§ REQUIREMENT
Check every line for the word "基金当期结余" and give the number of lines where it occurs, nothing else.

§ WORKING DATA

+ + + +

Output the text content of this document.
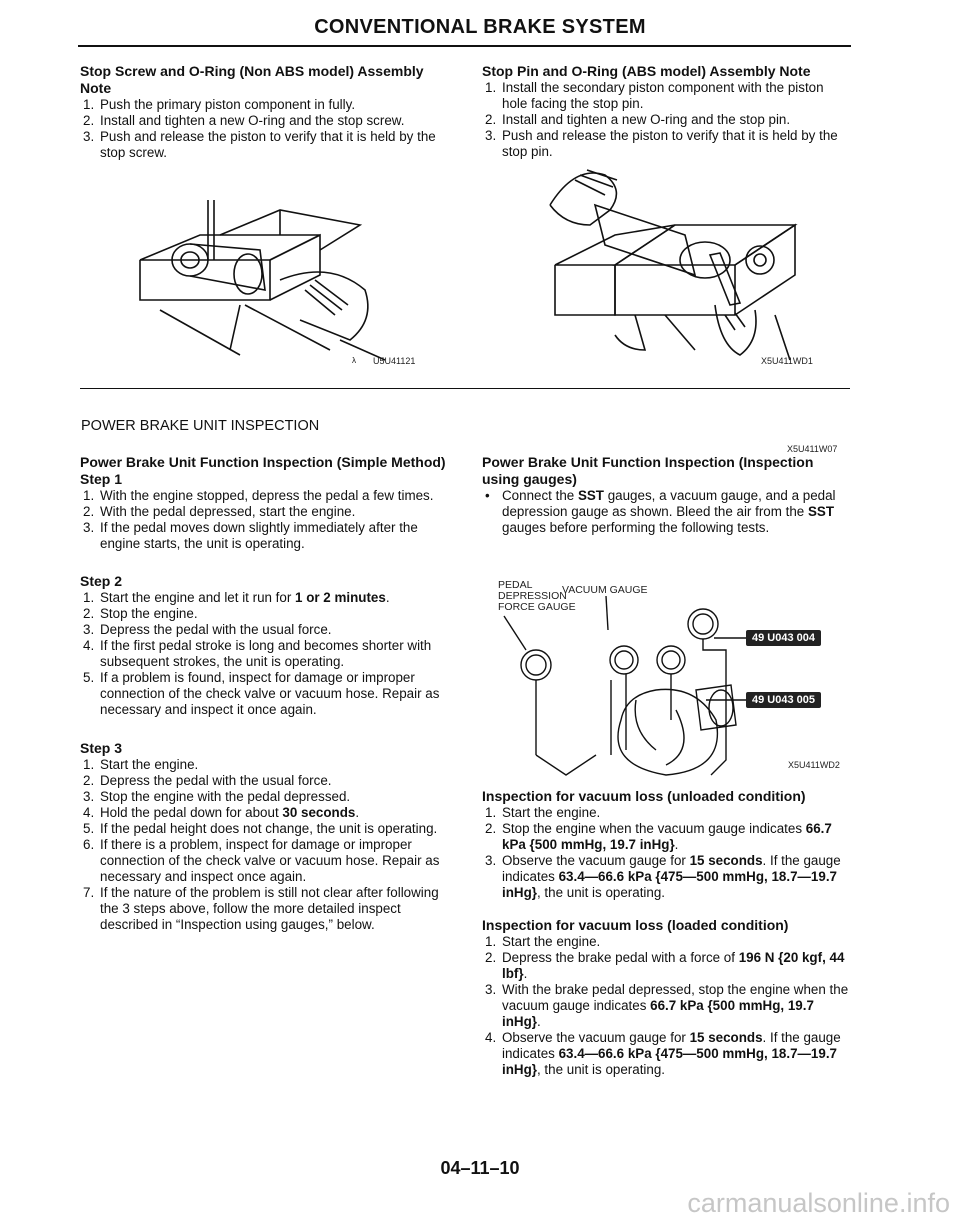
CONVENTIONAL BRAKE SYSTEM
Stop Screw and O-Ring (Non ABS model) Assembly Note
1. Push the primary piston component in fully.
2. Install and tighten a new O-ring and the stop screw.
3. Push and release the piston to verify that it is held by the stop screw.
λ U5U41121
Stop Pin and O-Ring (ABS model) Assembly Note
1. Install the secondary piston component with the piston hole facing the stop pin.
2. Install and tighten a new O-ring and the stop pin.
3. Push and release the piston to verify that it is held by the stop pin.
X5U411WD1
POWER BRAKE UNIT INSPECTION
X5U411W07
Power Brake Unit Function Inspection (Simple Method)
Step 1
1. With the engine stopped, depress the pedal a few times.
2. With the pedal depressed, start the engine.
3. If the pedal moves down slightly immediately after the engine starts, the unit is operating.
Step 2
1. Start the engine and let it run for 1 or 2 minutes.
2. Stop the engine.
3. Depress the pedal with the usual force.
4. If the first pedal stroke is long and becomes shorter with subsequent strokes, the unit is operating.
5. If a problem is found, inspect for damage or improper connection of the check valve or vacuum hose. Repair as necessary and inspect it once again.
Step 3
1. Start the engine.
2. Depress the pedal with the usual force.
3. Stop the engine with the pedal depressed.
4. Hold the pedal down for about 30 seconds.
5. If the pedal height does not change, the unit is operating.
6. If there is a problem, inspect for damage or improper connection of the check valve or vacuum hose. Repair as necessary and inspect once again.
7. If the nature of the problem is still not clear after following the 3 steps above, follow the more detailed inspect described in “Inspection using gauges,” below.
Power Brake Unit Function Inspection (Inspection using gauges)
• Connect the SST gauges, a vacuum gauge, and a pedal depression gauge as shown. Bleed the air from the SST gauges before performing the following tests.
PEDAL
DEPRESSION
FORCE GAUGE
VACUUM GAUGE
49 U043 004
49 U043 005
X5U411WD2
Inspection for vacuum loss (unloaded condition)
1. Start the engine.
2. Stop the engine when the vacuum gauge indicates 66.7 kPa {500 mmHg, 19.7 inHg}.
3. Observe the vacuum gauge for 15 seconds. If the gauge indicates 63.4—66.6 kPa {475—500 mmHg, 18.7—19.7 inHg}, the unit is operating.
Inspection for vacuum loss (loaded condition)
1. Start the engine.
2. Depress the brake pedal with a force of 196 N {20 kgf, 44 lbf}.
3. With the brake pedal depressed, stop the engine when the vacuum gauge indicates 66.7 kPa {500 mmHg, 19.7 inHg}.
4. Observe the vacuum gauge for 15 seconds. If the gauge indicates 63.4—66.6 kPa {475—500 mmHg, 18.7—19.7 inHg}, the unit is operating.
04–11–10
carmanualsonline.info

+ + + +

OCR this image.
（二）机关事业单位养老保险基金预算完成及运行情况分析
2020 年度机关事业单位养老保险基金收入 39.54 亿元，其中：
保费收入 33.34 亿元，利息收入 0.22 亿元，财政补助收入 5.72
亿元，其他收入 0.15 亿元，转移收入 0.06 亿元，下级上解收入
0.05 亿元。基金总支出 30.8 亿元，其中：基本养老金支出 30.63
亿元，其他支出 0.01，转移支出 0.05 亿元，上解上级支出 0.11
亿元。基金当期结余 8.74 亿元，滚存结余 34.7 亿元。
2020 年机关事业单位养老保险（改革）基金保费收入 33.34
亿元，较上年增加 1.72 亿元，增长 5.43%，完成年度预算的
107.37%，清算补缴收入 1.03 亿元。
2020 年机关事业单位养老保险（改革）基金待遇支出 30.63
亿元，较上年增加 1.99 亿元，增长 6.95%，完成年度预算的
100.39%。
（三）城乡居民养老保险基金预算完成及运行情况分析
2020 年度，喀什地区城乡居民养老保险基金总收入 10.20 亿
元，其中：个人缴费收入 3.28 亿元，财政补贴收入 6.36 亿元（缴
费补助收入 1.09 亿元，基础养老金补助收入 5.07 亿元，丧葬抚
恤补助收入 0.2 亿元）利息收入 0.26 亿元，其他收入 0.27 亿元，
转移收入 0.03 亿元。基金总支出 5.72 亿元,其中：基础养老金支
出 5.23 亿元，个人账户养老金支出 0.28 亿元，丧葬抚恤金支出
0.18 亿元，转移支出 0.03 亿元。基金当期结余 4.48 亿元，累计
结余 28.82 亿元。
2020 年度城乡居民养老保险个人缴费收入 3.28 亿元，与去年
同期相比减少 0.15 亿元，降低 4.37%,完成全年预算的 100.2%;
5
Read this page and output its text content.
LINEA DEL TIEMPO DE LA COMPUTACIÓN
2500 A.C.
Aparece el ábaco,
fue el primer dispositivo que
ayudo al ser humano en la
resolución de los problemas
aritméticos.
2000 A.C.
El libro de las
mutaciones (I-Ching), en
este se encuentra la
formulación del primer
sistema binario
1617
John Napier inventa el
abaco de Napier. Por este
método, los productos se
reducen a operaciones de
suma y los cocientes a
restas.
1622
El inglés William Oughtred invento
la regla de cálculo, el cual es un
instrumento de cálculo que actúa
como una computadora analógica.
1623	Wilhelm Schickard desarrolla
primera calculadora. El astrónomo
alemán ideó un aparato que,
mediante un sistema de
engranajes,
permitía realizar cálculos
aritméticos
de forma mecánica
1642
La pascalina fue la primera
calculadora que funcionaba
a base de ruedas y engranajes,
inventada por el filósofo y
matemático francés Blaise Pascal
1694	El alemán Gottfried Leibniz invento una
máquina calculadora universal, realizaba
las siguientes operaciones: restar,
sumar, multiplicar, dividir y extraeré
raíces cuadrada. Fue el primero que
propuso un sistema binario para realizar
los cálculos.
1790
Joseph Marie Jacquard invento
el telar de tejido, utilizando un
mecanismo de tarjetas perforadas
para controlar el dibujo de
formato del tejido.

+ + + +

§ OUTPUT FOR THIS TASK
2